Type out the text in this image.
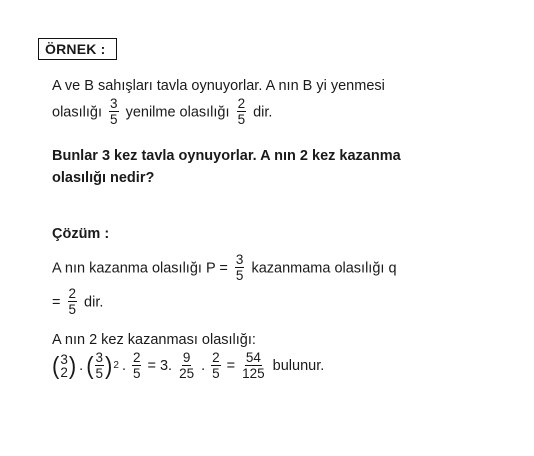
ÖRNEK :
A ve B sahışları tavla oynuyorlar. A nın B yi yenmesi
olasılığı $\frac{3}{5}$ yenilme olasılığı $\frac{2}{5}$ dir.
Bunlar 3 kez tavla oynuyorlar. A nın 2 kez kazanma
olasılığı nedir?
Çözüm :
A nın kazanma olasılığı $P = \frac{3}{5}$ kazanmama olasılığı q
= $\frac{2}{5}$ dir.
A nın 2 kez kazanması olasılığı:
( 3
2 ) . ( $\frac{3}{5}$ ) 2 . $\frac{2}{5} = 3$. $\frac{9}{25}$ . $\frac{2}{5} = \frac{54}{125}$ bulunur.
- - - -
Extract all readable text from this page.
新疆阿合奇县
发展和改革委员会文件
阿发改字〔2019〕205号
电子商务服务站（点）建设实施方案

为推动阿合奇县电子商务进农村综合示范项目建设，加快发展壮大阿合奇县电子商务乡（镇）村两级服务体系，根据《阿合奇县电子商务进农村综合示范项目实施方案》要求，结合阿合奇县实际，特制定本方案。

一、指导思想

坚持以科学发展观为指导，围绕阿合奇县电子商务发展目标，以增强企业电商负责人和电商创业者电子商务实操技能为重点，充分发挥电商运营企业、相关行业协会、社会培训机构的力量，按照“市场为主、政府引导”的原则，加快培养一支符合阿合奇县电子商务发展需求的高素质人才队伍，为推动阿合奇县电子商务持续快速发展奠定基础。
- - - -
Aim of the task
Identify and list each line with the word "frac".

Exercise response
olasılığı $\frac{3}{5}$ yenilme olasılığı $\frac{2}{5}$ dir.
A nın kazanma olasılığı $P = \frac{3}{5}$ kazanmama olasılığı q
= $\frac{2}{5}$ dir.
2 ) . ( $\frac{3}{5}$ ) 2 . $\frac{2}{5} = 3$. $\frac{9}{25}$ . $\frac{2}{5} = \frac{54}{125}$ bulunur.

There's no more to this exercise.